### WHAT YOU HAVE TO DO:
Where the string "Outside" occurs in the material below, report the whole line.

### Rows from a figure dataset:
+--

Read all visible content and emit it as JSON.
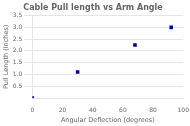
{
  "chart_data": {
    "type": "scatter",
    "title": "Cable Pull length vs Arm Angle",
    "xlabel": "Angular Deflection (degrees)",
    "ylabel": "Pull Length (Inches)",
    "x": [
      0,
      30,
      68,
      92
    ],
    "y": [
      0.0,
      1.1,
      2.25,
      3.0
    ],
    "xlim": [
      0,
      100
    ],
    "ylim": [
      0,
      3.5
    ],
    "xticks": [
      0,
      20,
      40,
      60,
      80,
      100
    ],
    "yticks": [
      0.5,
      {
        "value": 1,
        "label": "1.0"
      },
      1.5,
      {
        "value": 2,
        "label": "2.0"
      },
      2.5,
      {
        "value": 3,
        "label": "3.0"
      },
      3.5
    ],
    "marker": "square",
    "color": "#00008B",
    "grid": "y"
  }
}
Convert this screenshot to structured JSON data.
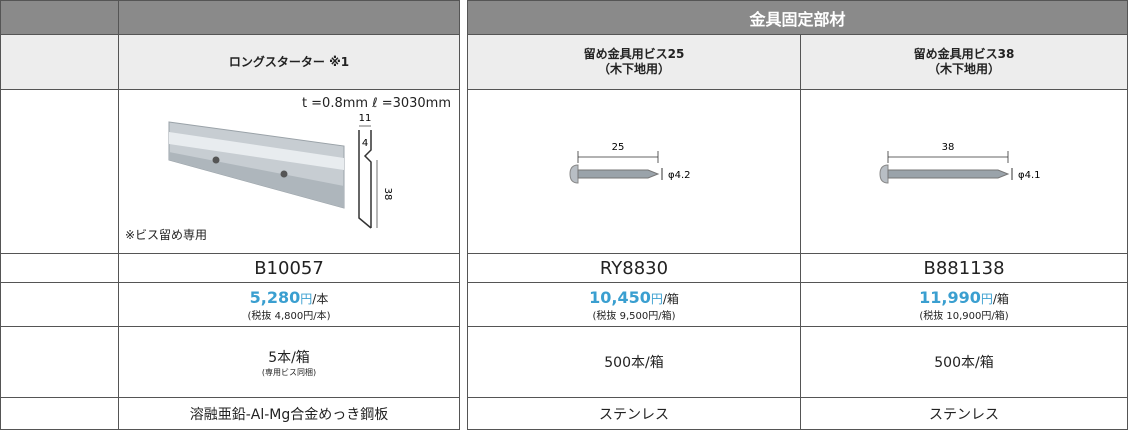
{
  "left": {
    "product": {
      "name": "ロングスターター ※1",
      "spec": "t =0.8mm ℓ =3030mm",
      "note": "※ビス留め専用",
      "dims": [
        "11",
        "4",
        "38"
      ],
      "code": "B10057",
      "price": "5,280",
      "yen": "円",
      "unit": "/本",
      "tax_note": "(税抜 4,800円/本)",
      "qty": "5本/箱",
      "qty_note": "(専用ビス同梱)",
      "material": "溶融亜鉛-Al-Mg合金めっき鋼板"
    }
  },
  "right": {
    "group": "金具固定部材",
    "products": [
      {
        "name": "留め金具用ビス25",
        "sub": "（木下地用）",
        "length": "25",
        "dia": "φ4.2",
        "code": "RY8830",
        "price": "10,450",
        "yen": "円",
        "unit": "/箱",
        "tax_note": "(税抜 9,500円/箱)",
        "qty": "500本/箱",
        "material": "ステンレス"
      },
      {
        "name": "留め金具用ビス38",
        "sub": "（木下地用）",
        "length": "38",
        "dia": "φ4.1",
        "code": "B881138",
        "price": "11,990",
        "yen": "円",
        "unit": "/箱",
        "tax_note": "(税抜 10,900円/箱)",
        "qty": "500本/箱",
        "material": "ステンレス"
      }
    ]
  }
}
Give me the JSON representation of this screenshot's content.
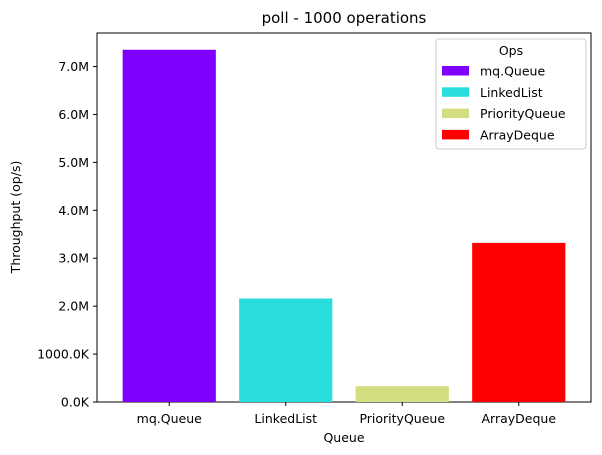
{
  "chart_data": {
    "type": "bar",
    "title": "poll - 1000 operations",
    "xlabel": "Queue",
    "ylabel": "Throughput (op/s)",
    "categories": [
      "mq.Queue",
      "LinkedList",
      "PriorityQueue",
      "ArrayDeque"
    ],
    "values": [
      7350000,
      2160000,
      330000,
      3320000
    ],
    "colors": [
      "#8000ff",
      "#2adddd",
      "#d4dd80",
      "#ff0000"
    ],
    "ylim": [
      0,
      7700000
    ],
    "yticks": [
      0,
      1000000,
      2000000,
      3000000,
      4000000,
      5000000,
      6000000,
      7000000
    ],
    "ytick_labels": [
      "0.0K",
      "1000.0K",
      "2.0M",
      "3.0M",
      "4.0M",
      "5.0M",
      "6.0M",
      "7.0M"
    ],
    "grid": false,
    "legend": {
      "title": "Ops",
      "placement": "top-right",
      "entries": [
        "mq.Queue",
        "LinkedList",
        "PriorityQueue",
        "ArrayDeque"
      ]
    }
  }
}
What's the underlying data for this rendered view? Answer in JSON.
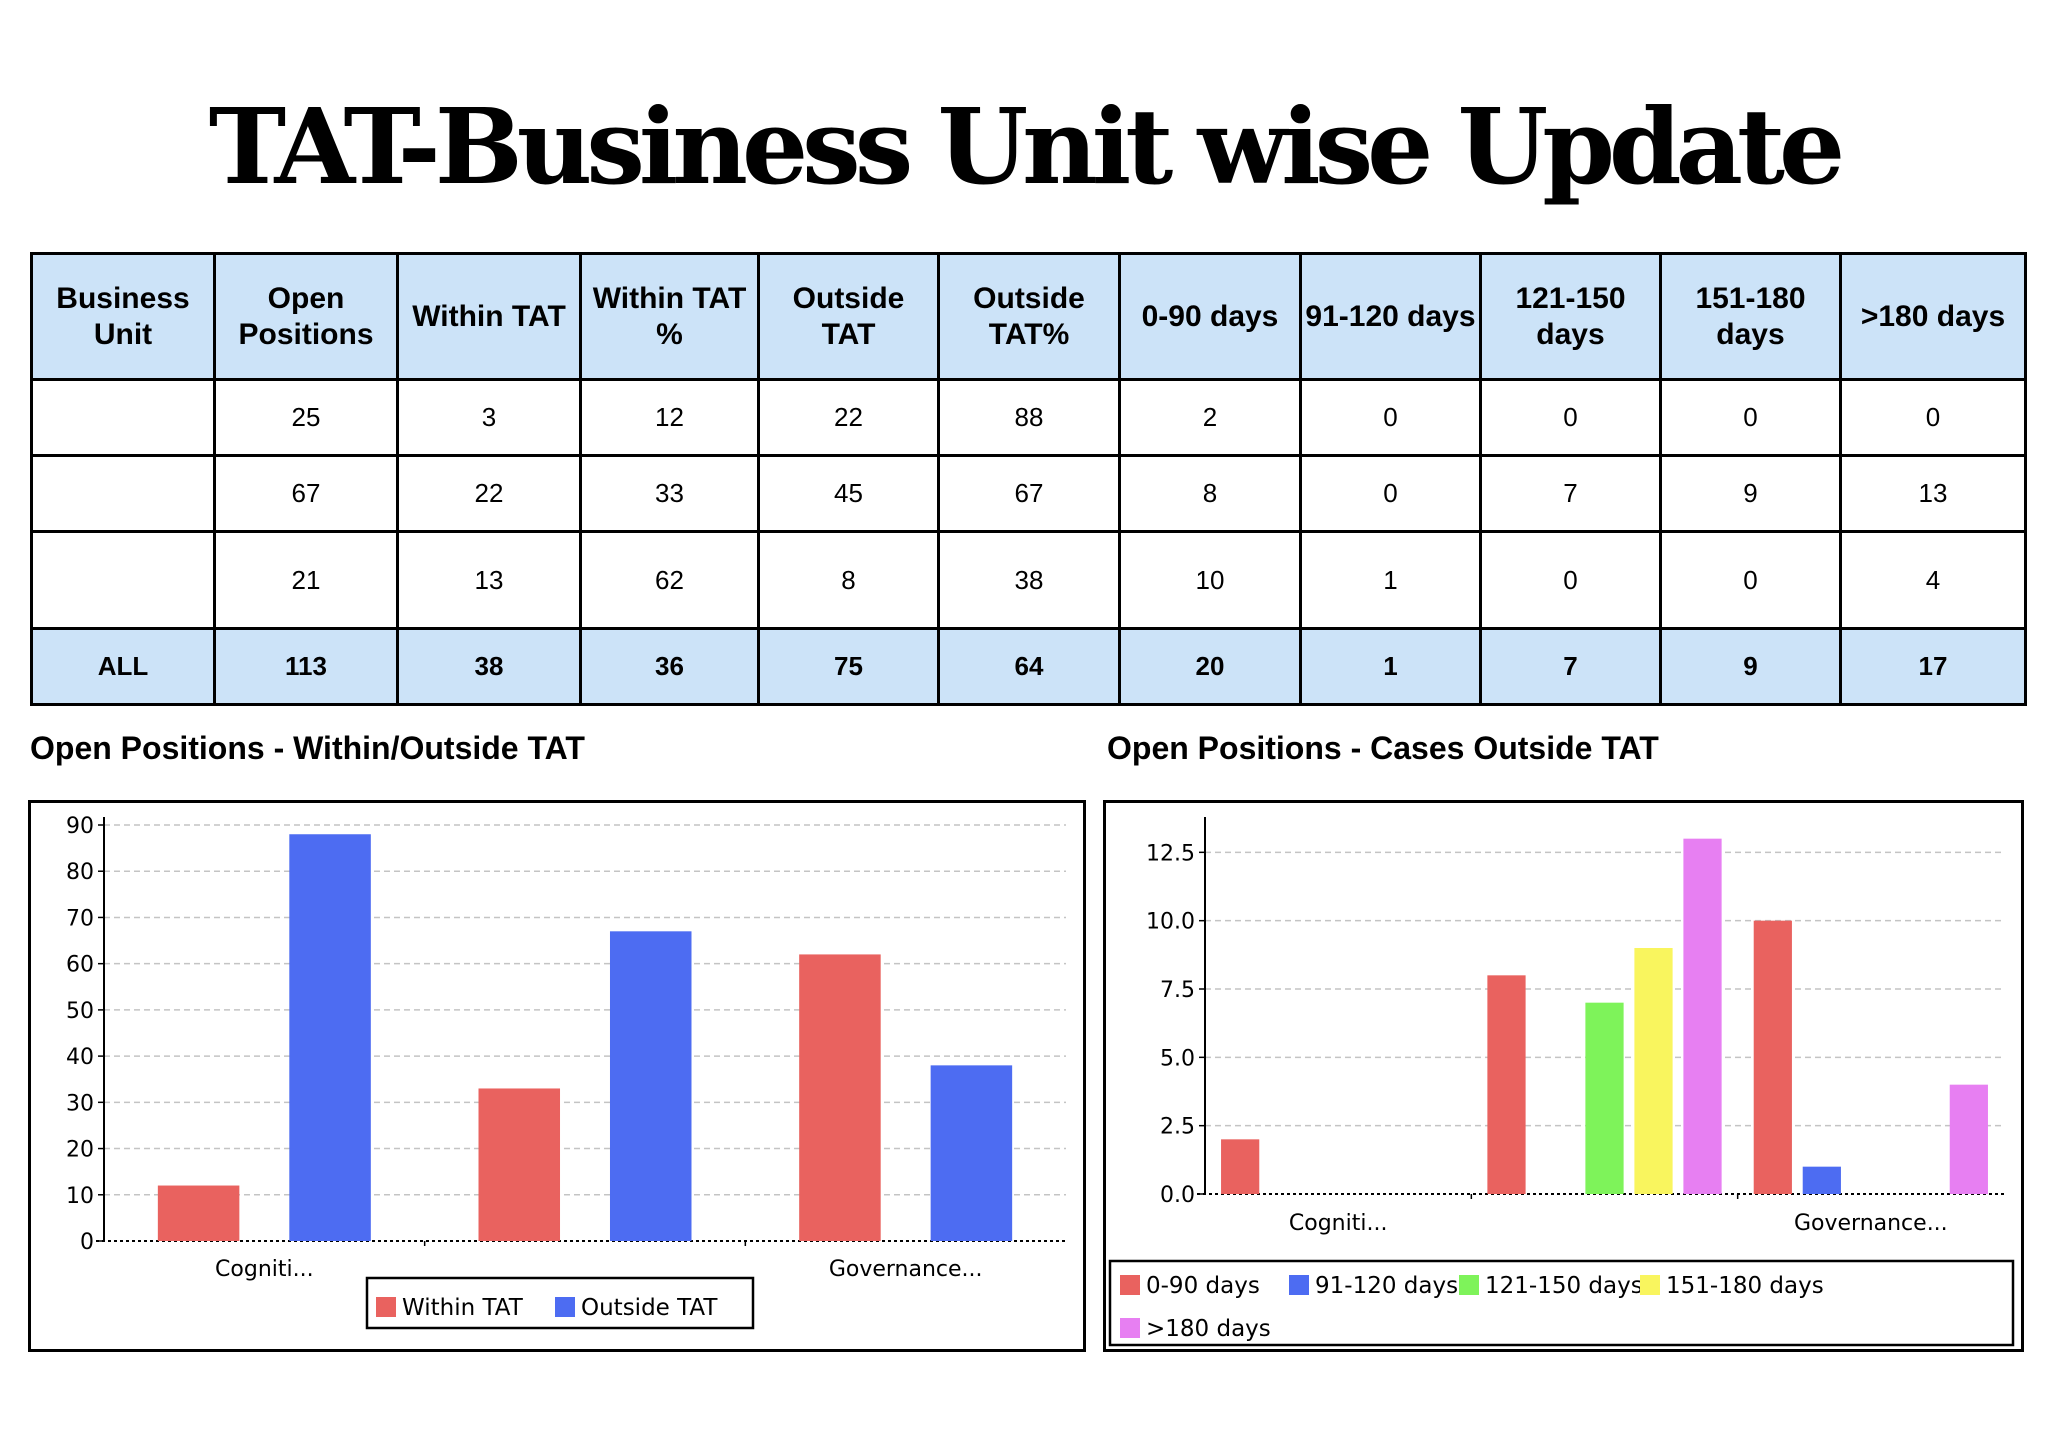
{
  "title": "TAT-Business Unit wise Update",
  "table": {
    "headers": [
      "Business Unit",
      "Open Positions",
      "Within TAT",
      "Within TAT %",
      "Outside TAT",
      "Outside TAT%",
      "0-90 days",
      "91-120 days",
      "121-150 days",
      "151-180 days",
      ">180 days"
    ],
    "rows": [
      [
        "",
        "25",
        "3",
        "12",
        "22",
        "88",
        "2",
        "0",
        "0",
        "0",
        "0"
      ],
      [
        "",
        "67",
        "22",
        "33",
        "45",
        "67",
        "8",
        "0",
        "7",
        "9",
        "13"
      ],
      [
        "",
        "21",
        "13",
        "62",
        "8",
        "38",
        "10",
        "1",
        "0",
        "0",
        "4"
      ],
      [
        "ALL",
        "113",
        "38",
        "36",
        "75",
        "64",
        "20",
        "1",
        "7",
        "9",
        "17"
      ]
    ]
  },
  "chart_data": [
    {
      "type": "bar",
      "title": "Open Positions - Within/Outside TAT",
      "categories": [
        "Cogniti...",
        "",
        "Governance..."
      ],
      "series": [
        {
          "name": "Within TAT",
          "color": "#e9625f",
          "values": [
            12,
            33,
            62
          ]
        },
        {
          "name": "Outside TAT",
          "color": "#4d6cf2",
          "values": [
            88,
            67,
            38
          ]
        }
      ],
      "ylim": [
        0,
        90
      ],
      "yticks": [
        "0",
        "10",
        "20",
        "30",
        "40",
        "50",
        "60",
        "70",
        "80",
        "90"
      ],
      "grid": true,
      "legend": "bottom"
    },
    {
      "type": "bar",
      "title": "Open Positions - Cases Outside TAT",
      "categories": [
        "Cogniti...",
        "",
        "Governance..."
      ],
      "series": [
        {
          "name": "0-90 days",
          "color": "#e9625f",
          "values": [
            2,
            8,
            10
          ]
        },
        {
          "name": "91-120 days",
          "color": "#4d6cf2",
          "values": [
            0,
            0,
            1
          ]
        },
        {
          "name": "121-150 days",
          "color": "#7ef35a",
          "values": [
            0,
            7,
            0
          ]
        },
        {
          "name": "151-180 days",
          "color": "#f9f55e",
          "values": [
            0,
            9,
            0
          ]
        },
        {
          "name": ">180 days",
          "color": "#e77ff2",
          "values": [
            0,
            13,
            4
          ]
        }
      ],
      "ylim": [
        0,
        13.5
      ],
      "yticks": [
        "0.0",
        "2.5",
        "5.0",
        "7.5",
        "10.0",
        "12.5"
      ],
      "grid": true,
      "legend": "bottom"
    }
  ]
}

+--

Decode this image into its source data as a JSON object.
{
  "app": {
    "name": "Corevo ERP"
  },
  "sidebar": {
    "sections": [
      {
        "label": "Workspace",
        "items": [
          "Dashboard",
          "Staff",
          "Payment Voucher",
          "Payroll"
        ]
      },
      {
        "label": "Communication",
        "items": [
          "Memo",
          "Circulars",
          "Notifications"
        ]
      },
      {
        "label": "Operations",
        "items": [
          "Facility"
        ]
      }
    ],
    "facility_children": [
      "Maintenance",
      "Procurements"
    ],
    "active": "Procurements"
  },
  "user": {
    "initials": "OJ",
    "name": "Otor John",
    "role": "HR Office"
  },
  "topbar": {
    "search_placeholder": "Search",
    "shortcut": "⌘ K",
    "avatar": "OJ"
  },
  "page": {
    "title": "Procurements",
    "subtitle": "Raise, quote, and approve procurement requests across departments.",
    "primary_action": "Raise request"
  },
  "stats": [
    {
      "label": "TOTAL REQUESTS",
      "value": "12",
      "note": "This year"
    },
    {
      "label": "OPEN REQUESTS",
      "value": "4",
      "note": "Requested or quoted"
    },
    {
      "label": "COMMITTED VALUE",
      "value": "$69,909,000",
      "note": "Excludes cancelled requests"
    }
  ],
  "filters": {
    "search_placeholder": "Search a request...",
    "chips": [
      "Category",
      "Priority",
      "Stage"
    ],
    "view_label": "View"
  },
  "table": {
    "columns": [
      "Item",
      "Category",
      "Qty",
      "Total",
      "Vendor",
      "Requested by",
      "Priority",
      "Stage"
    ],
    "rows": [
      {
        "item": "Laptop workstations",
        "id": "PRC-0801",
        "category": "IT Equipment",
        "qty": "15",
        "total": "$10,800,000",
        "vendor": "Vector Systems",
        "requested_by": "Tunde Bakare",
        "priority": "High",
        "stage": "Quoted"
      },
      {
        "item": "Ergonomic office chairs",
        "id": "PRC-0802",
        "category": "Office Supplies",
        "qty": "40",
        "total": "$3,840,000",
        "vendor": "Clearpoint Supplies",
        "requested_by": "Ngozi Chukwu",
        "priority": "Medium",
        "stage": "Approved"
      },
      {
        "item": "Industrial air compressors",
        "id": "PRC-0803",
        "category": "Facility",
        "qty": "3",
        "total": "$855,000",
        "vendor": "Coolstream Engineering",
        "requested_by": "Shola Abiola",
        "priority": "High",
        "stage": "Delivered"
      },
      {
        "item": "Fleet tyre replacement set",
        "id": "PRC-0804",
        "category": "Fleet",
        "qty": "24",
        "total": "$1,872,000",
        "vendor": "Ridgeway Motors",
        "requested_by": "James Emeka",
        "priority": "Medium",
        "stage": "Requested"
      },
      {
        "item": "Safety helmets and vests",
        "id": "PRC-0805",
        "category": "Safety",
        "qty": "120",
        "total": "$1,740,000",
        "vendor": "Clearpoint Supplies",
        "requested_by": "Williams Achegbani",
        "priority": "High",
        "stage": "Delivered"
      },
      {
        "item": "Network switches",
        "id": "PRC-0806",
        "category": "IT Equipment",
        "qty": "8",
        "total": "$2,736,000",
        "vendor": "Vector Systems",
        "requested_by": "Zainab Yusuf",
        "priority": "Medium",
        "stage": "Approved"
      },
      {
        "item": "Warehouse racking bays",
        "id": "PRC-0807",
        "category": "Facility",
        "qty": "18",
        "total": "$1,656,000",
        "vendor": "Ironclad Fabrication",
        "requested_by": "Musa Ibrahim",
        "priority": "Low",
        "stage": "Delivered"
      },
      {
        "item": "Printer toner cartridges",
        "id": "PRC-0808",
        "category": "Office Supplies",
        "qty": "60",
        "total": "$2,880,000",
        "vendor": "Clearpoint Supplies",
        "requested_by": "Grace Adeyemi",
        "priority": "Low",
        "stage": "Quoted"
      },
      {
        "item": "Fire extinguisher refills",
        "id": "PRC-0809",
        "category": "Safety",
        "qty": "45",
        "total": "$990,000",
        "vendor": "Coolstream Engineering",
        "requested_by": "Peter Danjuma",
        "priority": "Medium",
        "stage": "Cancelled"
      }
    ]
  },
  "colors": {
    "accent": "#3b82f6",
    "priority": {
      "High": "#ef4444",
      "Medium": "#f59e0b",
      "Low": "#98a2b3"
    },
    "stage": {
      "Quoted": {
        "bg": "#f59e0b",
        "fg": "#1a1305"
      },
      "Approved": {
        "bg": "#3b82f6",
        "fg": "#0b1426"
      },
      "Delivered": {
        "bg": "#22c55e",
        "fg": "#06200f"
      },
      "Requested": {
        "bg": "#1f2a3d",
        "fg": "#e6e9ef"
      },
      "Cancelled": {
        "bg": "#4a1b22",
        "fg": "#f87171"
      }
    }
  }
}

+--

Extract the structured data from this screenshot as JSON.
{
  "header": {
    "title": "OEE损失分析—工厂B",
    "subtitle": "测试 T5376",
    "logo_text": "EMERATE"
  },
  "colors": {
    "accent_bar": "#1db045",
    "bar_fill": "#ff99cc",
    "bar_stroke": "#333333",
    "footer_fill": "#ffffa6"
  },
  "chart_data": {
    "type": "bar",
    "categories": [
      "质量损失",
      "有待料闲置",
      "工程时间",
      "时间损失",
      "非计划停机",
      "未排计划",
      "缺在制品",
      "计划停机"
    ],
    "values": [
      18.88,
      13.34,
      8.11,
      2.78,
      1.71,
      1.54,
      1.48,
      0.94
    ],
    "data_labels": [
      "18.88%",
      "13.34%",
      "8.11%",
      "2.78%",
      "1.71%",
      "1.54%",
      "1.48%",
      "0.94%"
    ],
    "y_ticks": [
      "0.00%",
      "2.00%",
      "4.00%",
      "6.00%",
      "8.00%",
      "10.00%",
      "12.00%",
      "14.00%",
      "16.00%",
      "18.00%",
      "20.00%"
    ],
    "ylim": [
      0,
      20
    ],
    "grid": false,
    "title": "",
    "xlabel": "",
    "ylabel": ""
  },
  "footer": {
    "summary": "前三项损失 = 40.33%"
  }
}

+--

### SOLUTION TO THIS EXERCISE:
      "Outside TAT",
      "Outside TAT%",
      "title": "Open Positions - Within/Outside TAT",
          "name": "Outside TAT",
      "title": "Open Positions - Cases Outside TAT",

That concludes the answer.